◆ Short task
Copy out all of the entries below word for word, leaving out the pictures.

◆ The records
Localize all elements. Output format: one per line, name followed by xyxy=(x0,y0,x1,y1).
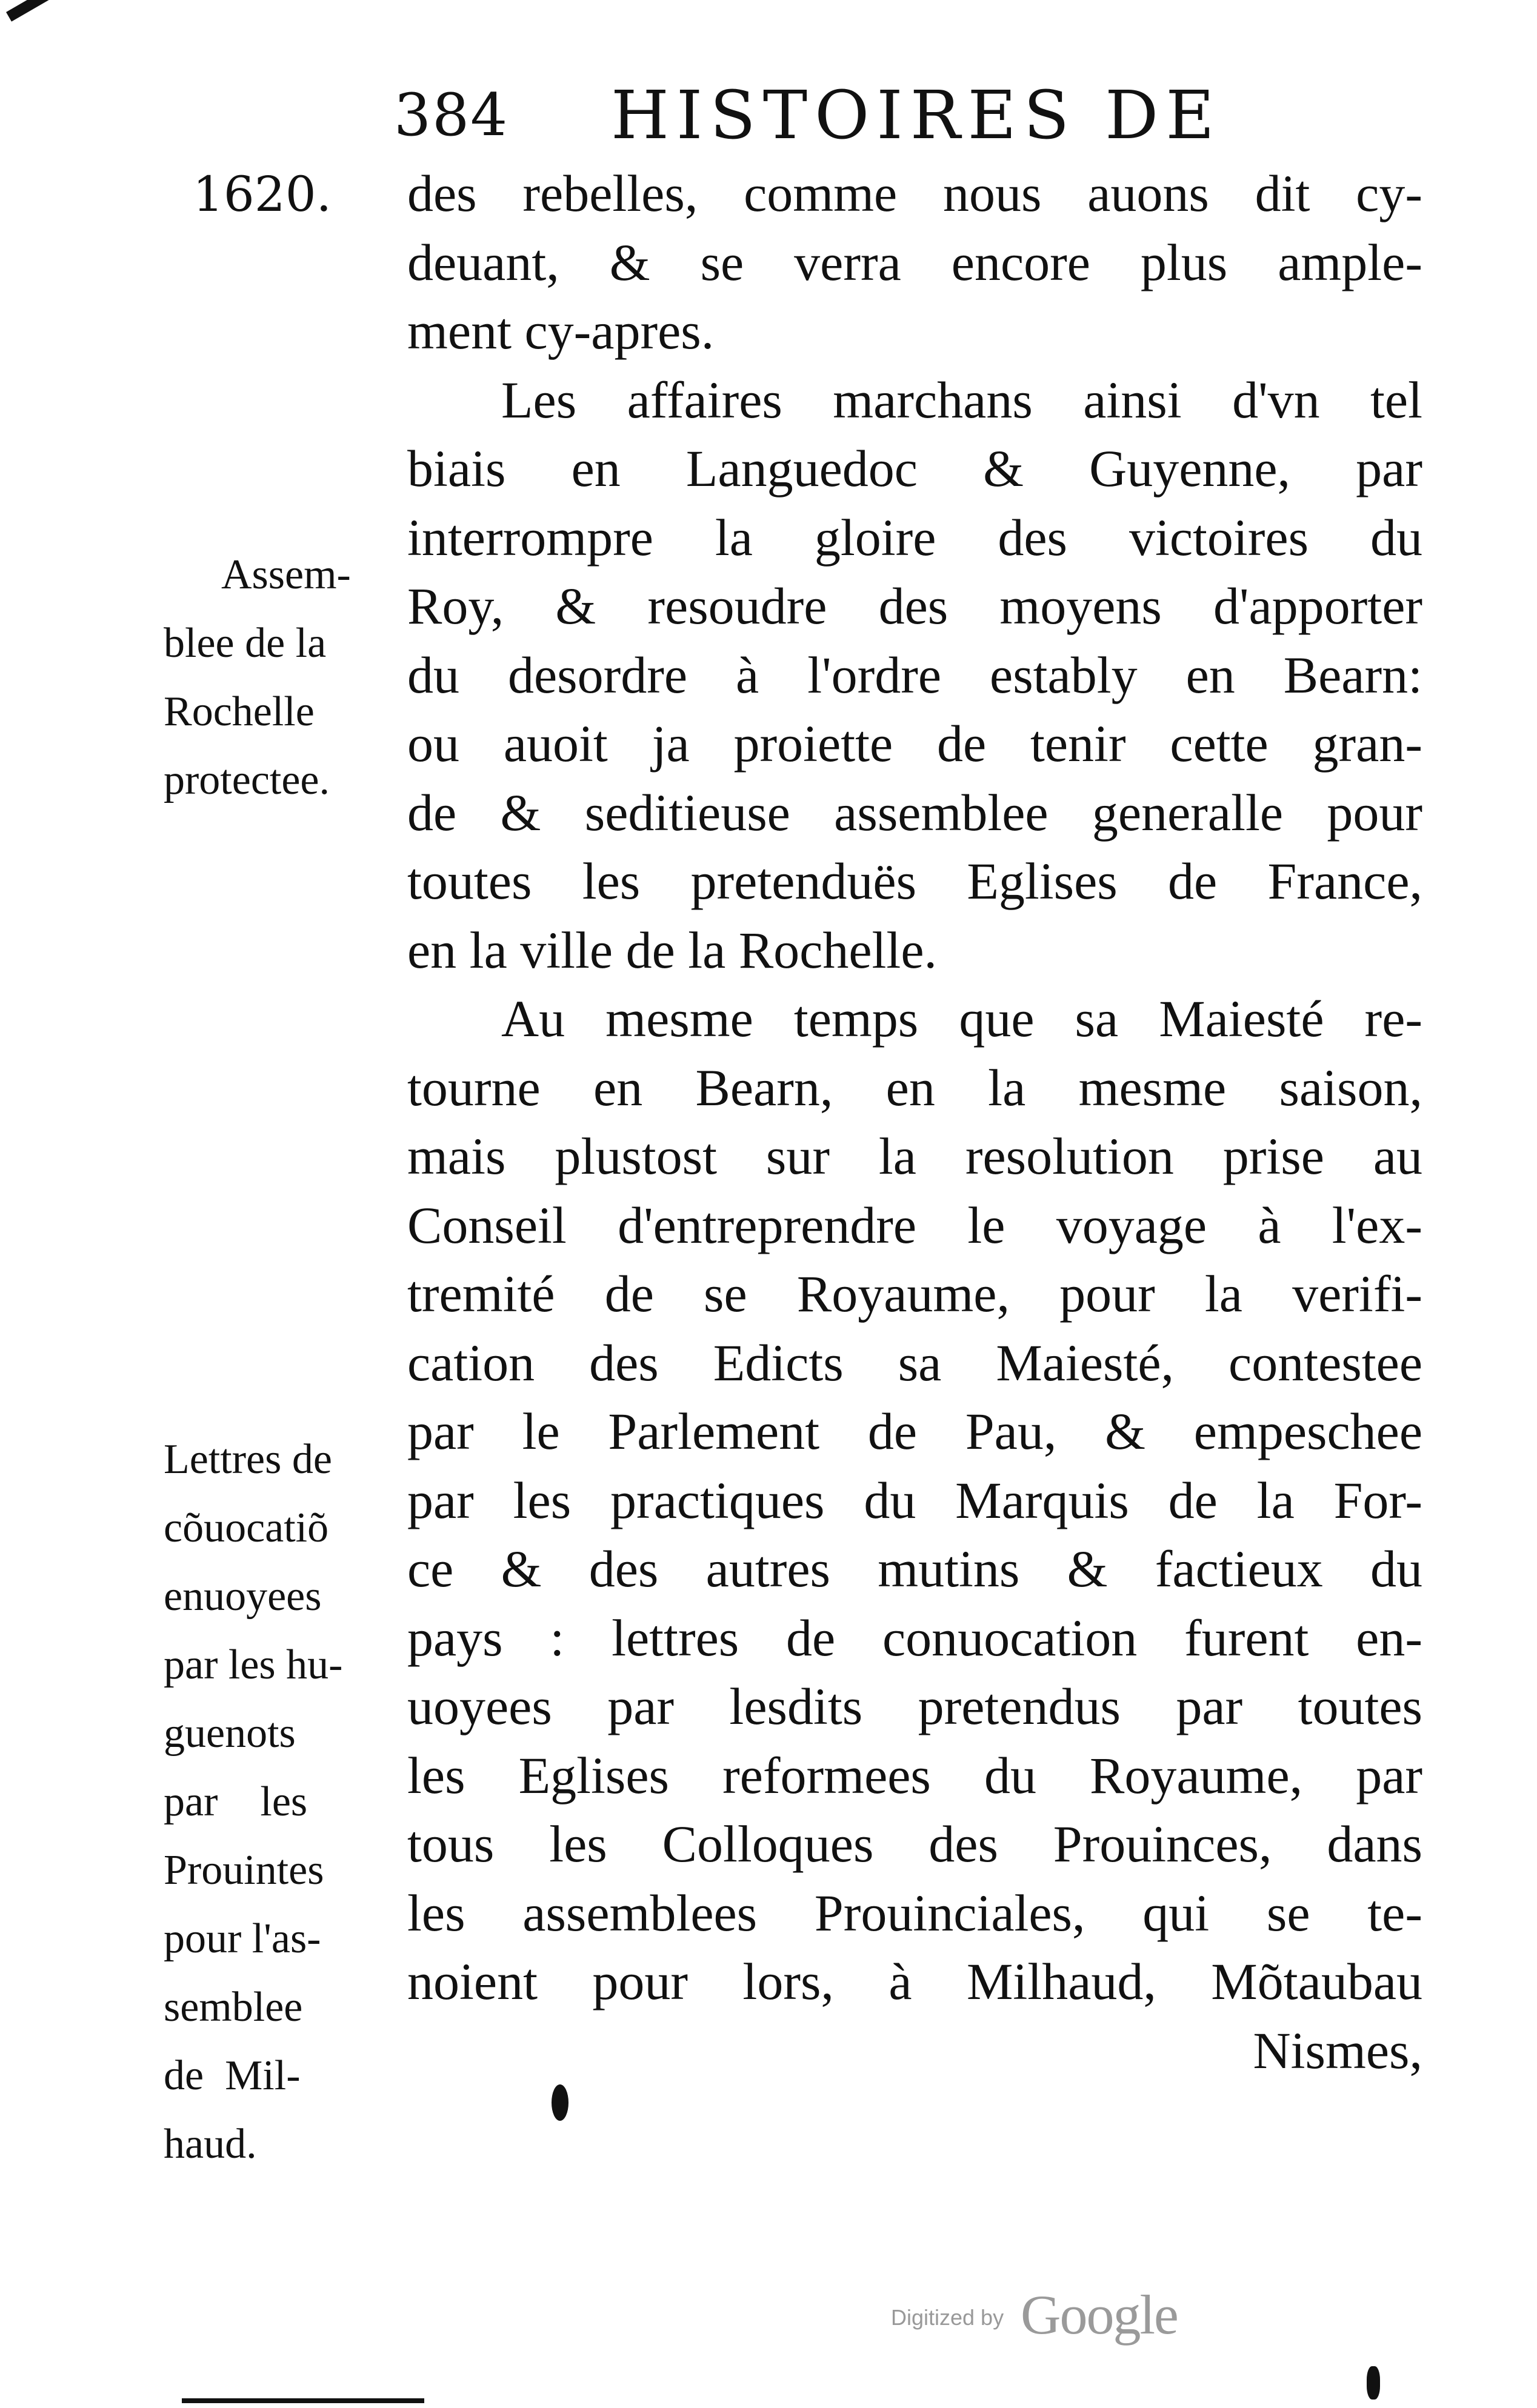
text-line: Les affaires marchans ainsi d'vn tel xyxy=(501,370,1422,429)
margin-note-line: cõuocatiõ xyxy=(164,1505,329,1551)
text-line: ce & des autres mutins & factieux du xyxy=(407,1540,1422,1598)
margin-note-line: protectee. xyxy=(164,757,330,803)
digitized-by-label: Digitized by xyxy=(891,2305,1004,2330)
catchword: Nismes, xyxy=(1253,2021,1422,2080)
text-line: noient pour lors, à Milhaud, Mõtaubau xyxy=(407,1952,1422,2011)
text-line: ou auoit ja proiette de tenir cette gran- xyxy=(407,714,1422,773)
running-title: HISTOIRES DE xyxy=(611,76,1222,154)
margin-note-line: Rochelle xyxy=(164,688,315,735)
scan-artifact-bottom-line xyxy=(182,2398,424,2403)
margin-note-lettres xyxy=(164,1425,394,2178)
google-logo: Google xyxy=(1021,2284,1178,2346)
margin-note-line: Lettres de xyxy=(164,1436,332,1483)
text-line: toutes les pretenduës Eglises de France, xyxy=(407,852,1422,910)
margin-note-line: par les hu- xyxy=(164,1641,343,1688)
text-line: ment cy-apres. xyxy=(407,302,715,360)
page-number: 384 xyxy=(394,81,509,149)
text-line: deuant, & se verra encore plus ample- xyxy=(407,233,1422,291)
text-line: mais plustost sur la resolution prise au xyxy=(407,1127,1422,1185)
text-line: des rebelles, comme nous auons dit cy- xyxy=(407,164,1422,222)
scan-artifact-blot xyxy=(552,2084,568,2121)
margin-note-line: par les xyxy=(164,1778,308,1825)
text-line: tous les Colloques des Prouinces, dans xyxy=(407,1815,1422,1873)
text-line: tourne en Bearn, en la mesme saison, xyxy=(407,1058,1422,1117)
text-line: uoyees par lesdits pretendus par toutes xyxy=(407,1677,1422,1735)
text-line: interrompre la gloire des victoires du xyxy=(407,508,1422,567)
margin-note-line: haud. xyxy=(164,2121,257,2167)
text-line: du desordre à l'ordre estably en Bearn: xyxy=(407,645,1422,704)
text-line: Conseil d'entreprendre le voyage à l'ex- xyxy=(407,1196,1422,1254)
page-header xyxy=(394,76,1242,155)
margin-note-assemblee xyxy=(164,540,394,814)
margin-note-line: guenots xyxy=(164,1710,296,1757)
digitized-watermark xyxy=(891,2284,1218,2346)
text-line: les Eglises reformees du Royaume, par xyxy=(407,1746,1422,1804)
text-line: Au mesme temps que sa Maiesté re- xyxy=(501,989,1422,1048)
scan-artifact-corner xyxy=(6,0,85,22)
text-line: biais en Languedoc & Guyenne, par xyxy=(407,439,1422,497)
margin-note-line: Prouintes xyxy=(164,1847,324,1894)
body-text xyxy=(407,159,1422,2085)
text-line: en la ville de la Rochelle. xyxy=(407,920,937,979)
text-line: pays : lettres de conuocation furent en- xyxy=(407,1608,1422,1667)
margin-note-line: pour l'as- xyxy=(164,1915,321,1962)
margin-note-line: blee de la xyxy=(164,620,327,667)
text-line: tremité de se Royaume, pour la verifi- xyxy=(407,1265,1422,1323)
text-line: Roy, & resoudre des moyens d'apporter xyxy=(407,577,1422,635)
margin-year: 1620. xyxy=(193,166,332,222)
text-line: les assemblees Prouinciales, qui se te- xyxy=(407,1883,1422,1942)
margin-note-line: Assem- xyxy=(221,551,351,598)
text-line: par les practiques du Marquis de la For- xyxy=(407,1471,1422,1529)
margin-note-line: enuoyees xyxy=(164,1573,322,1620)
text-line: de & seditieuse assemblee generalle pour xyxy=(407,783,1422,842)
text-line: cation des Edicts sa Maiesté, contestee xyxy=(407,1333,1422,1392)
margin-note-line: semblee xyxy=(164,1984,303,2031)
scan-artifact-mark xyxy=(1367,2366,1380,2400)
text-line: par le Parlement de Pau, & empeschee xyxy=(407,1402,1422,1460)
margin-note-line: de Mil- xyxy=(164,2052,301,2099)
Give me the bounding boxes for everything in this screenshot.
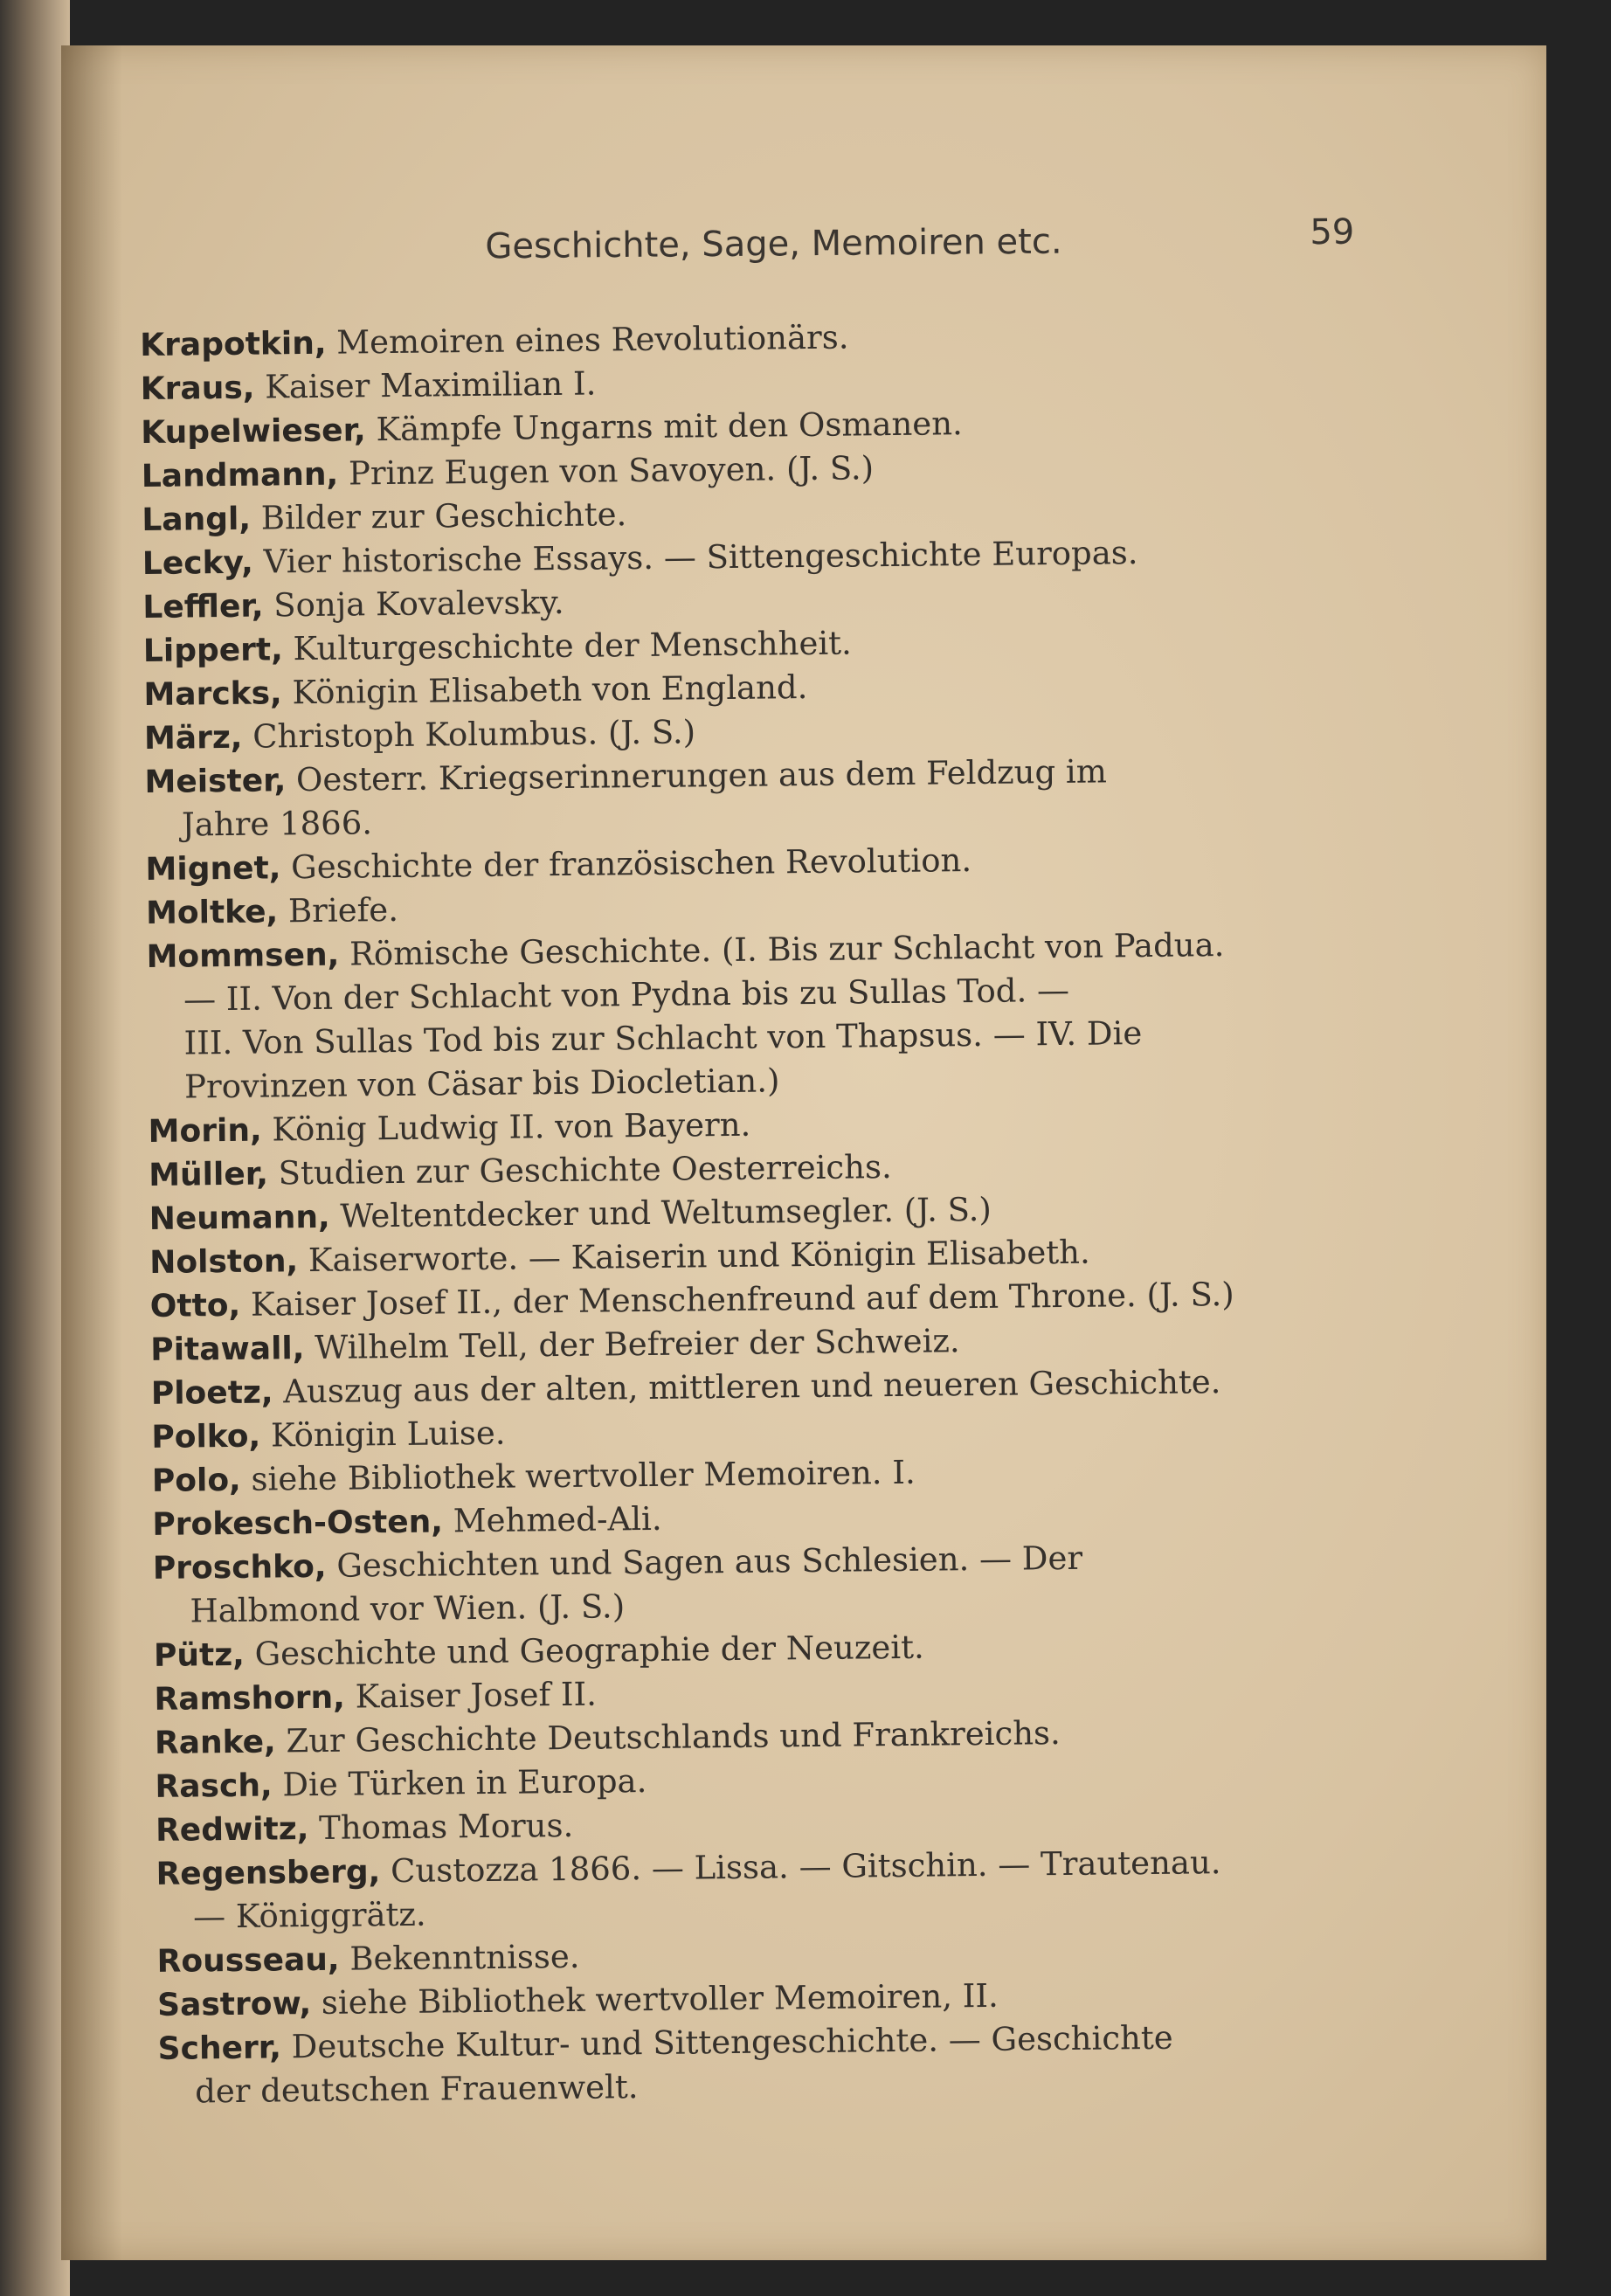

◆ Output below
Localize all elements. Output format: one per line, name followed by xyxy=(x0,y0,x1,y1).
text-line: Les affaires marchans ainsi d'vn tel xyxy=(501,370,1422,429)
margin-note-line: cõuocatiõ xyxy=(164,1505,329,1551)
text-line: ce & des autres mutins & factieux du xyxy=(407,1540,1422,1598)
margin-note-line: protectee. xyxy=(164,757,330,803)
digitized-by-label: Digitized by xyxy=(891,2305,1004,2330)
catchword: Nismes, xyxy=(1253,2021,1422,2080)
text-line: noient pour lors, à Milhaud, Mõtaubau xyxy=(407,1952,1422,2011)
text-line: ou auoit ja proiette de tenir cette gran- xyxy=(407,714,1422,773)
running-title: HISTOIRES DE xyxy=(611,76,1222,154)
margin-note-line: Rochelle xyxy=(164,688,315,735)
scan-artifact-bottom-line xyxy=(182,2398,424,2403)
margin-note-lettres xyxy=(164,1425,394,2178)
google-logo: Google xyxy=(1021,2284,1178,2346)
margin-note-line: Lettres de xyxy=(164,1436,332,1483)
text-line: toutes les pretenduës Eglises de France, xyxy=(407,852,1422,910)
margin-note-line: par les hu- xyxy=(164,1641,343,1688)
text-line: ment cy-apres. xyxy=(407,302,715,360)
page-number: 384 xyxy=(394,81,509,149)
text-line: deuant, & se verra encore plus ample- xyxy=(407,233,1422,291)
text-line: mais plustost sur la resolution prise au xyxy=(407,1127,1422,1185)
text-line: des rebelles, comme nous auons dit cy- xyxy=(407,164,1422,222)
scan-artifact-blot xyxy=(552,2084,568,2121)
margin-note-line: par les xyxy=(164,1778,308,1825)
text-line: tous les Colloques des Prouinces, dans xyxy=(407,1815,1422,1873)
text-line: tourne en Bearn, en la mesme saison, xyxy=(407,1058,1422,1117)
text-line: uoyees par lesdits pretendus par toutes xyxy=(407,1677,1422,1735)
text-line: interrompre la gloire des victoires du xyxy=(407,508,1422,567)
margin-note-line: haud. xyxy=(164,2121,257,2167)
text-line: du desordre à l'ordre estably en Bearn: xyxy=(407,645,1422,704)
text-line: Conseil d'entreprendre le voyage à l'ex- xyxy=(407,1196,1422,1254)
page-header xyxy=(394,76,1242,155)
margin-note-assemblee xyxy=(164,540,394,814)
margin-note-line: guenots xyxy=(164,1710,296,1757)
digitized-watermark xyxy=(891,2284,1218,2346)
text-line: les Eglises reformees du Royaume, par xyxy=(407,1746,1422,1804)
text-line: Au mesme temps que sa Maiesté re- xyxy=(501,989,1422,1048)
scan-artifact-corner xyxy=(6,0,85,22)
text-line: biais en Languedoc & Guyenne, par xyxy=(407,439,1422,497)
margin-note-line: Prouintes xyxy=(164,1847,324,1894)
body-text xyxy=(407,159,1422,2085)
text-line: en la ville de la Rochelle. xyxy=(407,920,937,979)
text-line: pays : lettres de conuocation furent en- xyxy=(407,1608,1422,1667)
margin-note-line: pour l'as- xyxy=(164,1915,321,1962)
margin-note-line: blee de la xyxy=(164,620,327,667)
text-line: tremité de se Royaume, pour la verifi- xyxy=(407,1265,1422,1323)
text-line: Roy, & resoudre des moyens d'apporter xyxy=(407,577,1422,635)
margin-year: 1620. xyxy=(193,166,332,222)
text-line: les assemblees Prouinciales, qui se te- xyxy=(407,1883,1422,1942)
margin-note-line: Assem- xyxy=(221,551,351,598)
text-line: par les practiques du Marquis de la For- xyxy=(407,1471,1422,1529)
margin-note-line: enuoyees xyxy=(164,1573,322,1620)
text-line: de & seditieuse assemblee generalle pour xyxy=(407,783,1422,842)
text-line: cation des Edicts sa Maiesté, contestee xyxy=(407,1333,1422,1392)
margin-note-line: semblee xyxy=(164,1984,303,2031)
scan-artifact-mark xyxy=(1367,2366,1380,2400)
text-line: par le Parlement de Pau, & empeschee xyxy=(407,1402,1422,1460)
margin-note-line: de Mil- xyxy=(164,2052,301,2099)
Give me the bounding boxes for everything in this screenshot.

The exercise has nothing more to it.